__Information provided__.

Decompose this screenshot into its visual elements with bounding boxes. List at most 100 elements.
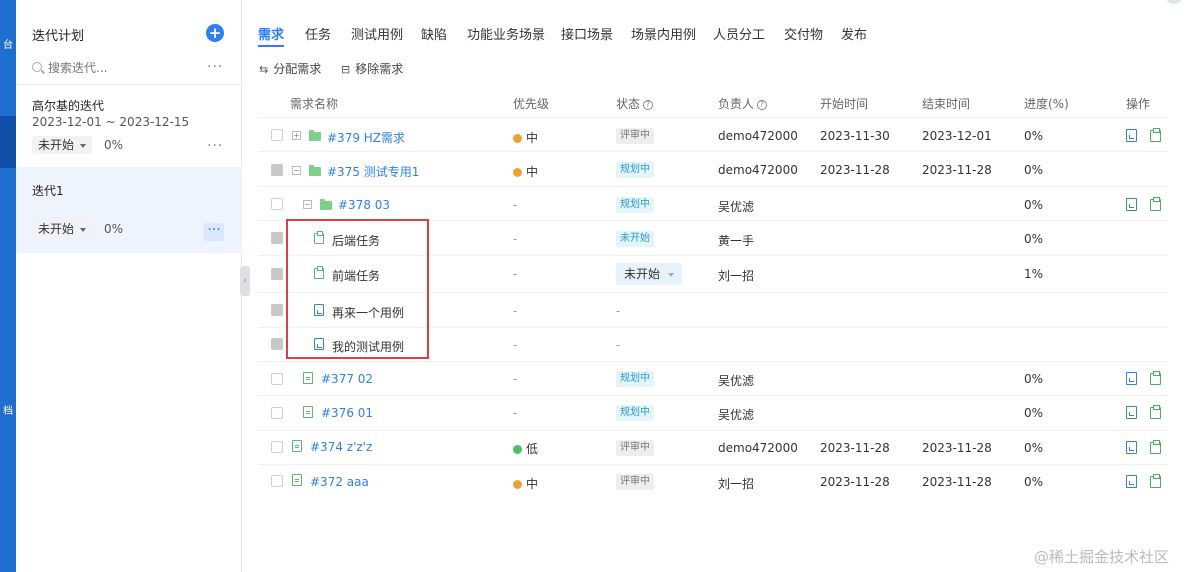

* * *

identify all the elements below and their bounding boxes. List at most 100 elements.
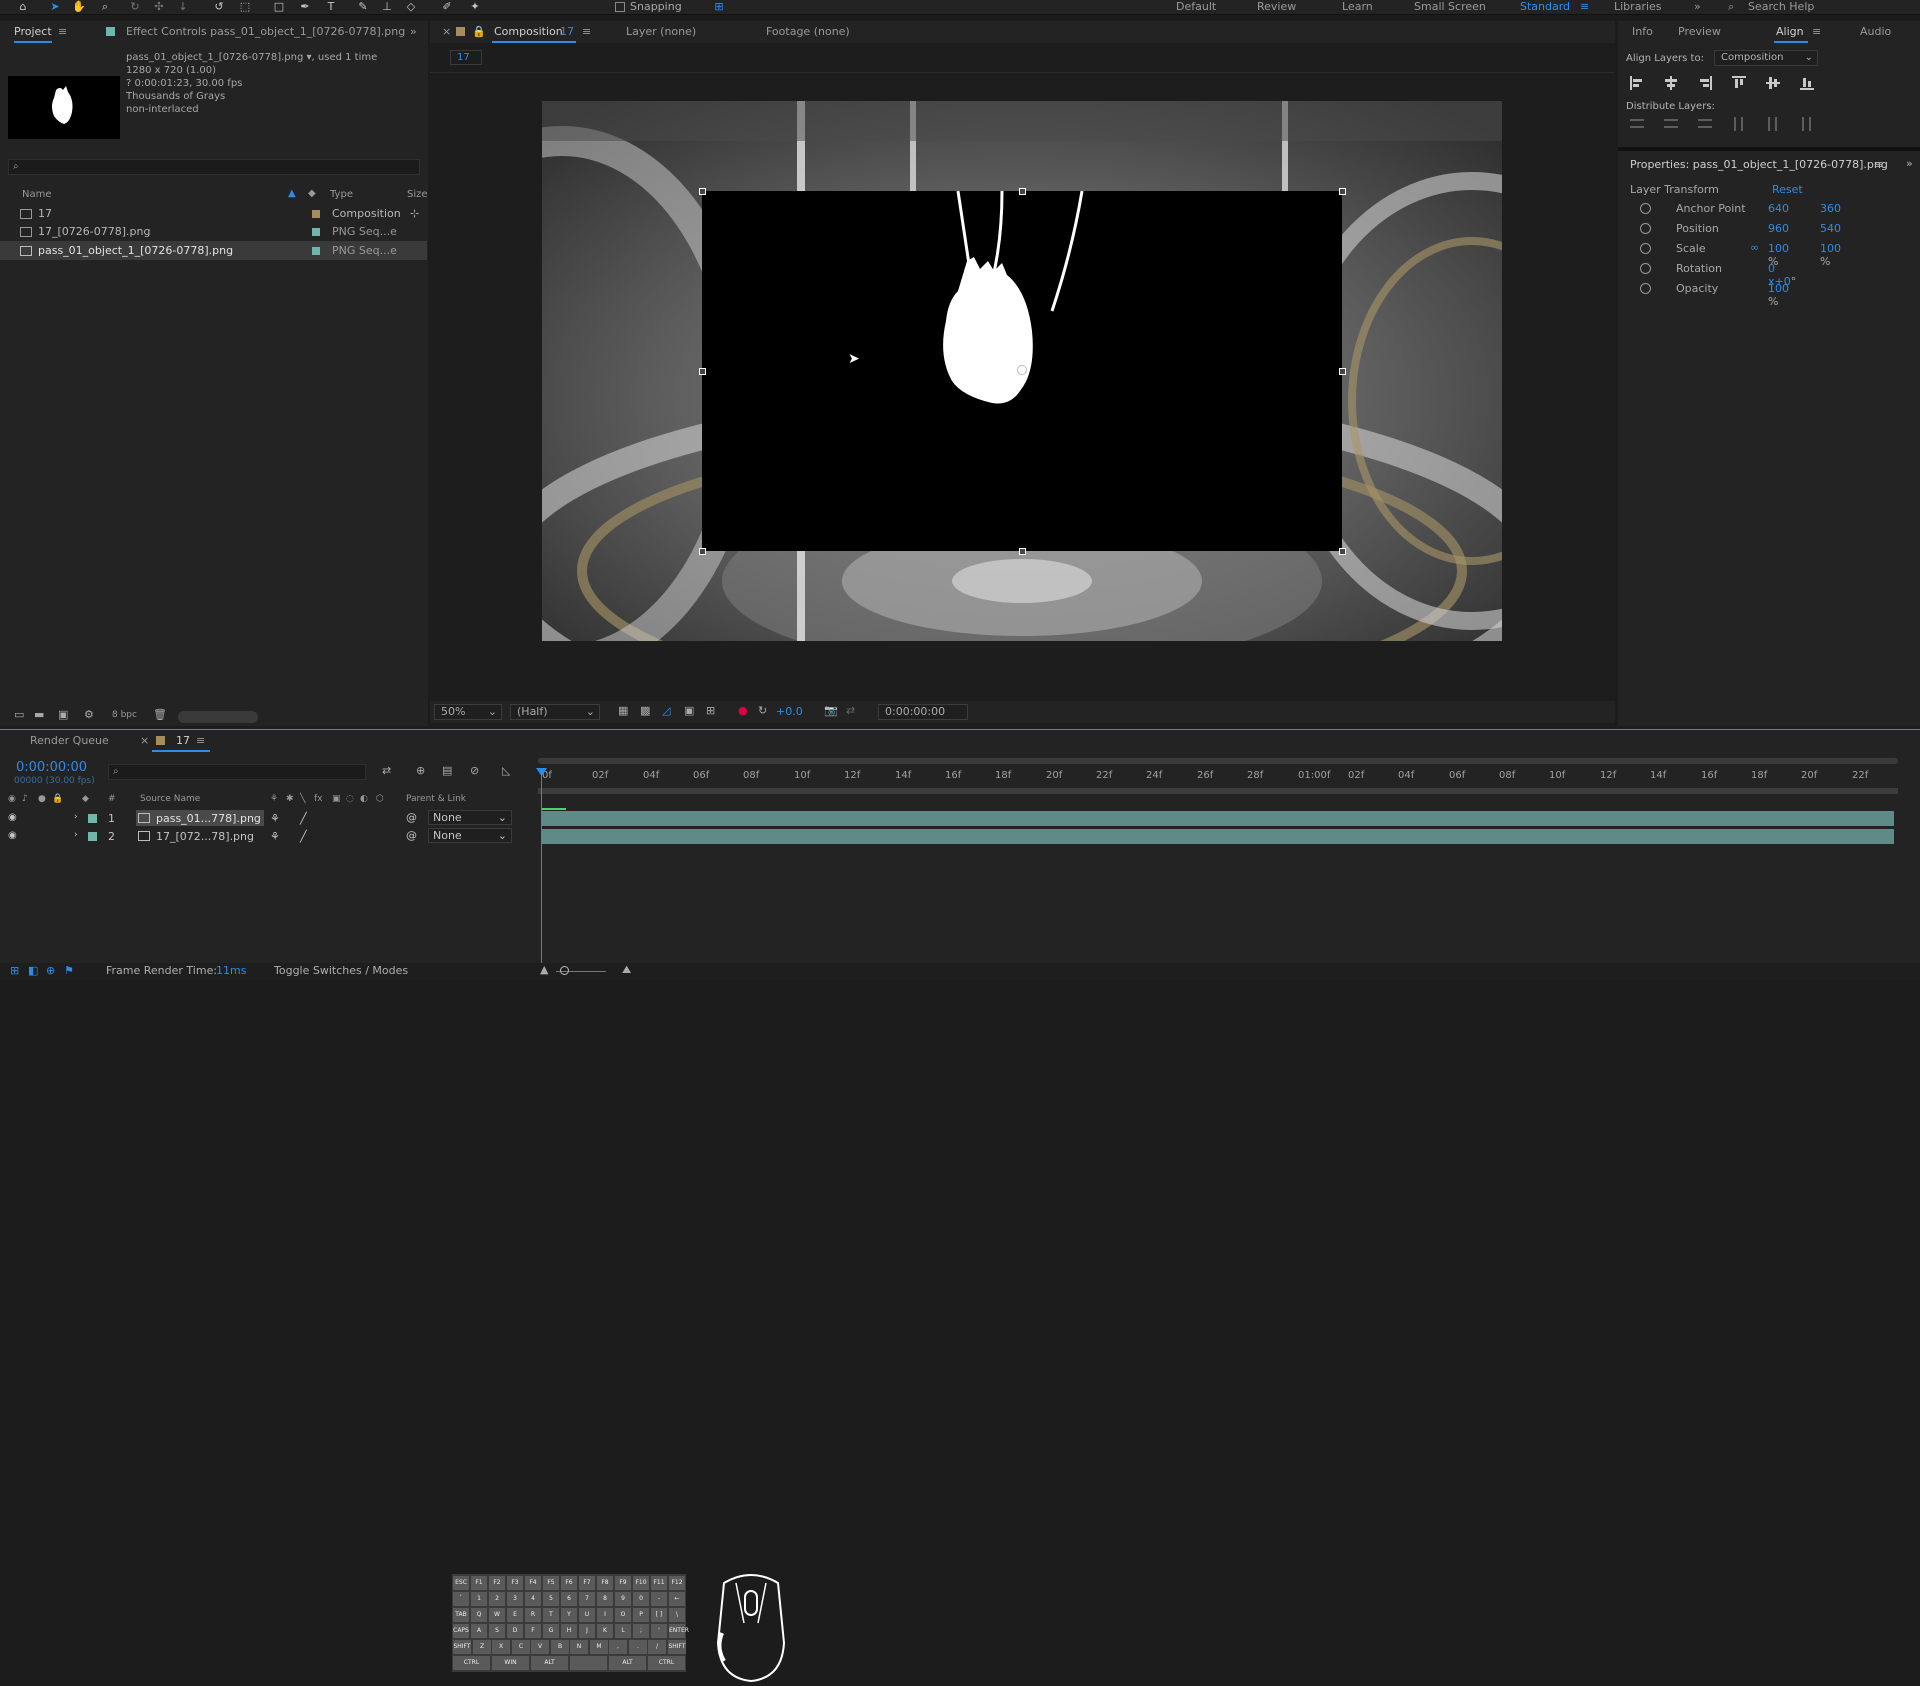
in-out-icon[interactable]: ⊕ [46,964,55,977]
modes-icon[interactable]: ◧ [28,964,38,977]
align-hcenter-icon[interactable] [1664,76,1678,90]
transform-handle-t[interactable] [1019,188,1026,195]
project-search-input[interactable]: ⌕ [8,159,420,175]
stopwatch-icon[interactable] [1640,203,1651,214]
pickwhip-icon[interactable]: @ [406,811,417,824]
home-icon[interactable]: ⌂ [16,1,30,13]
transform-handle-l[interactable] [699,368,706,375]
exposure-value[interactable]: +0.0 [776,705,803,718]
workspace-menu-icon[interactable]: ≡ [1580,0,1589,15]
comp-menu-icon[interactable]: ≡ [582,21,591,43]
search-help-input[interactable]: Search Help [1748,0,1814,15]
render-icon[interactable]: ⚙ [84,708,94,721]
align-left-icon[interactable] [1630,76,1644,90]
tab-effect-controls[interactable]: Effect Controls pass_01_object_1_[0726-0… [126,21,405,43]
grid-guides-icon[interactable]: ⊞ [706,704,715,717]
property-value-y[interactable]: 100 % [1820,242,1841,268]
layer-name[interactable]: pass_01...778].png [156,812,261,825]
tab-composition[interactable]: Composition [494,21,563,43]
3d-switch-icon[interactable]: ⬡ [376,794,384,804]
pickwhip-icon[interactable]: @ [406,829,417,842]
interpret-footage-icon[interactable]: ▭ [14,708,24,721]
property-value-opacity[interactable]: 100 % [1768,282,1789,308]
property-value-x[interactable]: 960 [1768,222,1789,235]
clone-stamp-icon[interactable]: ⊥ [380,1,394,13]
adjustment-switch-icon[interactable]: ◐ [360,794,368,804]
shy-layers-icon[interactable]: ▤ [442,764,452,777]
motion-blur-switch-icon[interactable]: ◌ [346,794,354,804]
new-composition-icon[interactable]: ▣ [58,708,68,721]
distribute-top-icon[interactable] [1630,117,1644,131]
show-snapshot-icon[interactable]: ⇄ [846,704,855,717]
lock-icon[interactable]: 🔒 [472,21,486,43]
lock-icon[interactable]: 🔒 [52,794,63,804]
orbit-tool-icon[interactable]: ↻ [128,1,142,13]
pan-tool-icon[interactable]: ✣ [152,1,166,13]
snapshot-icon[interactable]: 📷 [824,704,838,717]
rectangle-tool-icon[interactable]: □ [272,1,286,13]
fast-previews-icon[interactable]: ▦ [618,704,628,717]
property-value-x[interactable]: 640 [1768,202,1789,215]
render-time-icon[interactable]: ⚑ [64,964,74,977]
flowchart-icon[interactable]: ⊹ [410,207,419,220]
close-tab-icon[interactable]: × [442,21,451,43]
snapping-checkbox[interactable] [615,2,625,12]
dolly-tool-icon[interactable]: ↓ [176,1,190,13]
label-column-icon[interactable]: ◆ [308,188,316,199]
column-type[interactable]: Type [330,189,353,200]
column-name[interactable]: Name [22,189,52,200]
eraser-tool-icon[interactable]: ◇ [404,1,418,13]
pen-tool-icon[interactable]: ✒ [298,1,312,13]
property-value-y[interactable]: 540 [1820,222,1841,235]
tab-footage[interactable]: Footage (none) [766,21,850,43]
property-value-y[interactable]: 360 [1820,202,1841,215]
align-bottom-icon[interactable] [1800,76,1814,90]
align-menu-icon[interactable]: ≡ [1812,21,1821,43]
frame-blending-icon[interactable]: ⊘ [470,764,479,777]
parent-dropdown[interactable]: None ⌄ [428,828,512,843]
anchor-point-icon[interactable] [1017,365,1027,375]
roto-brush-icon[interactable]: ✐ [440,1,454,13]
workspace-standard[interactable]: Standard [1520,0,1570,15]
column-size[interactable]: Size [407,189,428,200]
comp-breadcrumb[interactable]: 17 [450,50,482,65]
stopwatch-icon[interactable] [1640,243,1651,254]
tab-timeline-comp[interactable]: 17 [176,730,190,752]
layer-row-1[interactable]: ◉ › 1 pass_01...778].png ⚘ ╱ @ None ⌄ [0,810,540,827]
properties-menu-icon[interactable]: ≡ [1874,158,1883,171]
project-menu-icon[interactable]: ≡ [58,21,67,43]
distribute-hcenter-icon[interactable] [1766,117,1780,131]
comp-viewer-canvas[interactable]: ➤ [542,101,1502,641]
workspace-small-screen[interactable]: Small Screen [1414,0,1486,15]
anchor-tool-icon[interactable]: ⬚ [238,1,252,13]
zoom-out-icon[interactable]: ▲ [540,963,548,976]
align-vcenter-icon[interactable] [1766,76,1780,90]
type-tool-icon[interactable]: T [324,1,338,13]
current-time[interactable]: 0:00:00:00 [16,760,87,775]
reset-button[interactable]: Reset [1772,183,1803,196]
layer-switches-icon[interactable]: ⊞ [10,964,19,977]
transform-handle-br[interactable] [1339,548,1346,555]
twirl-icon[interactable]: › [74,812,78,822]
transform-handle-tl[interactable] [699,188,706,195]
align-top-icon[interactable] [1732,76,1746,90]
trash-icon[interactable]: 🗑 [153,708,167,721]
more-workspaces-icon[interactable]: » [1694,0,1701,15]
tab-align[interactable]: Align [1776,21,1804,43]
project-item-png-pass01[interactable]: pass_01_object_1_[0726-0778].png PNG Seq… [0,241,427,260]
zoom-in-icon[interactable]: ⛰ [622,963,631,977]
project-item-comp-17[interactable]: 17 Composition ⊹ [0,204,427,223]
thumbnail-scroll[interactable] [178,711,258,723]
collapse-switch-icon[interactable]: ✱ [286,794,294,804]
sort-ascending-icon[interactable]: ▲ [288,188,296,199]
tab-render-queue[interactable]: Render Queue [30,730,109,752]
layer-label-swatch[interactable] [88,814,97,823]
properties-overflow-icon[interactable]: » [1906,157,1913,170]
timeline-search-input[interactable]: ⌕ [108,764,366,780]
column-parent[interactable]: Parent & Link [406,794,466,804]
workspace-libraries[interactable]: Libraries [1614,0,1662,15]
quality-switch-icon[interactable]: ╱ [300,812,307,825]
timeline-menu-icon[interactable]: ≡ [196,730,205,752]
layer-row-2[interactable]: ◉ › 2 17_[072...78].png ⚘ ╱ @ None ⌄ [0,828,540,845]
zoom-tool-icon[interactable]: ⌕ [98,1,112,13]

__Task requirements__. Reproduce the records verbatim, starting with the line that contains "identify all the" and continuing through the line that contains "grid-guides-icon[interactable]: ⊞ [706,704,715,717]". Leave the pictures out of your answer.

__The reply__.
identify all the elements below and their bounding boxes. List at most 100 elements.
in-out-icon[interactable]: ⊕ [46,964,55,977]
modes-icon[interactable]: ◧ [28,964,38,977]
align-hcenter-icon[interactable] [1664,76,1678,90]
transform-handle-t[interactable] [1019,188,1026,195]
project-search-input[interactable]: ⌕ [8,159,420,175]
stopwatch-icon[interactable] [1640,203,1651,214]
pickwhip-icon[interactable]: @ [406,811,417,824]
home-icon[interactable]: ⌂ [16,1,30,13]
transform-handle-l[interactable] [699,368,706,375]
exposure-value[interactable]: +0.0 [776,705,803,718]
workspace-menu-icon[interactable]: ≡ [1580,0,1589,15]
comp-menu-icon[interactable]: ≡ [582,21,591,43]
search-help-input[interactable]: Search Help [1748,0,1814,15]
render-icon[interactable]: ⚙ [84,708,94,721]
align-left-icon[interactable] [1630,76,1644,90]
tab-effect-controls[interactable]: Effect Controls pass_01_object_1_[0726-0… [126,21,405,43]
grid-guides-icon[interactable]: ⊞ [706,704,715,717]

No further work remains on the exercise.